▸ **GIVEN PROBLEM**
Quote each record exactly, please, leaving none out.
-- START OF MATERIALS PROVIDED --
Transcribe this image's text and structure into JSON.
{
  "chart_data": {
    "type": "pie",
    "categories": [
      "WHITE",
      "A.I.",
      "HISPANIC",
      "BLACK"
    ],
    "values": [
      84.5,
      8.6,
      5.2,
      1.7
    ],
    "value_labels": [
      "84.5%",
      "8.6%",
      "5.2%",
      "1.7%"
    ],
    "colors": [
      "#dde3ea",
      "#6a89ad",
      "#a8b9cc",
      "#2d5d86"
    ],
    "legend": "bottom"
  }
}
-- END OF MATERIALS PROVIDED --
▸ **ANSWER TO THE TASK**
Transcribe this image's text and structure into JSON.
{
  "chart_data": {
    "type": "pie",
    "categories": [
      "WHITE",
      "A.I.",
      "HISPANIC",
      "BLACK"
    ],
    "values": [
      84.5,
      8.6,
      5.2,
      1.7
    ],
    "value_labels": [
      "84.5%",
      "8.6%",
      "5.2%",
      "1.7%"
    ],
    "colors": [
      "#dde3ea",
      "#6a89ad",
      "#a8b9cc",
      "#2d5d86"
    ],
    "legend": "bottom"
  }
}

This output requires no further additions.